Напечатайте, пожалуйста, дословно часть отрывка: начните с места, где стоят слова «Думаю, что на», и остановитесь после слов «предметами на свете.».

## [Отрывок]

+ + + + +

Суббота, 25 июня 1960 г.

Четыре дня тому назад — 21-го — я заканчивал роман, сто восемьдесят какой-то по счету, который решил написать как роман занимательный. Однако в первый же день, когда я сел за стол и написал страниц девять или десять, я почувствовал, что не сумею дотянуть до конца, что не получится ничего живого.

Я был один — я всегда так пишу — в моем кабинете за закрытыми ставнями. Я походил взад-вперед по комнате; кажется, если бы меня не сдерживало уважение к человеческому труду, я разорвал бы эти страницы и, выждав несколько дней, начал бы новый роман.

Так было со мной уже раза два или три за этот год. На сей раз я даже заплакал от огорчения. Потом без особой веры в успех снова сел за машинку. Сейчас же я считаю, что написал лучший из моих романов о Мегрэ, определенно я смогу сказать это, когда начну его редактировать.

После того как я побывал на Каннском фестивале, мне захотелось написать роман, полный солнца и нежности. Он сложился уже у меня в голове — с готовыми персонажами и атмосферой. Я написал всего три страницы этого романа. Там не участвует Мегрэ, и героям моим за тридцать. И вдруг я понял, что в «Мегрэ и старики», который вроде бы заменил тот заброшенный мною роман, я выразил ту же нежность и так же насытил его солнцем, но только персонажам здесь — от семидесяти двух до восьмидесяти пяти лет...

Ну вот, пожалуйте! Ведь я вовсе не об этом хотел здесь писать. Но начать с чего-то надо. А я вовсе не собираюсь писать мемуары или вести дневник. Может быть, мною просто владеет желание время от времени останавливать бег жизни? Нет, тоже нет.

Думаю, что на самом деле корни этого уходят в далекое прошлое, ко временам моего детства. Уже в семь-восемь лет бумага, карандаш, резинка с неудержимой силой притягивали меня, а писчебумажный магазин манил куда больше, чем любая булочная или кондитерская. Я любил самый запах бумаги. Желтые карандаши с очень жестким грифелем, какими не пользуются в школе, казались мне самыми благородными и изысканными предметами на свете.

Должно быть, к этому же времени относится и моя страсть к тетрадям — не к школьным тетрадкам, в самом формате которых есть что-то детское, а к так называемым «студенческим», изящно расчерченным, толстым, с красным обрезом, в переплете из коленкора или сурового полотна.

+ + + + +

## [Предоставленные строки]
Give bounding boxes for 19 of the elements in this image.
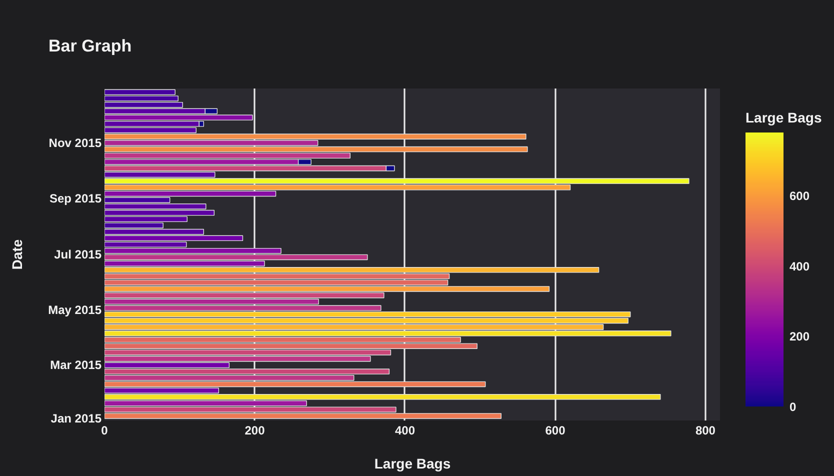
y-tick-label: Jan 2015 bbox=[50, 412, 102, 426]
x-tick-label: 0 bbox=[101, 424, 108, 438]
color-bar-label: 400 bbox=[790, 259, 810, 274]
y-axis-title: Date bbox=[9, 239, 26, 270]
y-tick-label: Jul 2015 bbox=[54, 248, 102, 262]
y-tick-label: Nov 2015 bbox=[48, 136, 102, 150]
y-tick-label: May 2015 bbox=[48, 302, 102, 317]
x-tick-label: 600 bbox=[545, 424, 566, 438]
color-bar-label: 600 bbox=[790, 189, 810, 204]
y-tick-label: Sep 2015 bbox=[49, 191, 102, 206]
y-tick-label: Mar 2015 bbox=[50, 358, 102, 372]
x-tick-label: 800 bbox=[695, 424, 716, 438]
chart-title: Bar Graph bbox=[48, 36, 132, 56]
color-bar-label: 0 bbox=[790, 400, 796, 414]
x-axis-title: Large Bags bbox=[374, 456, 451, 472]
color-bar-label: 200 bbox=[790, 330, 810, 344]
x-tick-label: 400 bbox=[394, 424, 416, 438]
x-tick-label: 200 bbox=[244, 424, 266, 438]
color-bar-title: Large Bags bbox=[746, 110, 822, 126]
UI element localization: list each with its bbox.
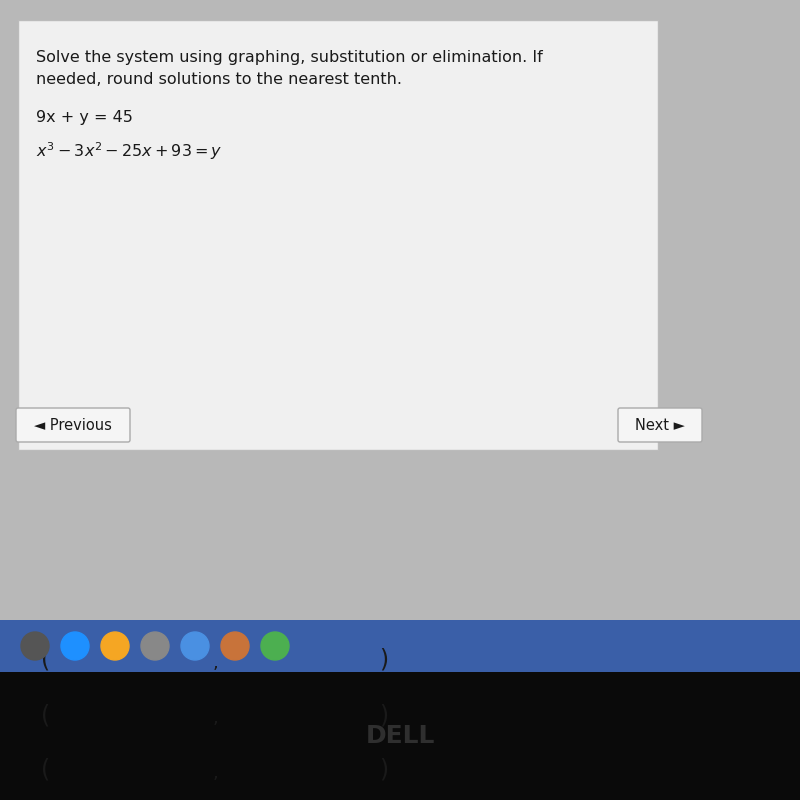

+ + + + +

## [Полное решение]
Думаю, что на самом деле корни этого уходят в далекое прошлое, ко временам моего детства. Уже в семь-восемь лет бумага, карандаш, резинка с неудержимой силой притягивали меня, а писчебумажный магазин манил куда больше, чем любая булочная или кондитерская. Я любил самый запах бумаги. Желтые карандаши с очень жестким грифелем, какими не пользуются в школе, казались мне самыми благородными и изысканными предметами на свете.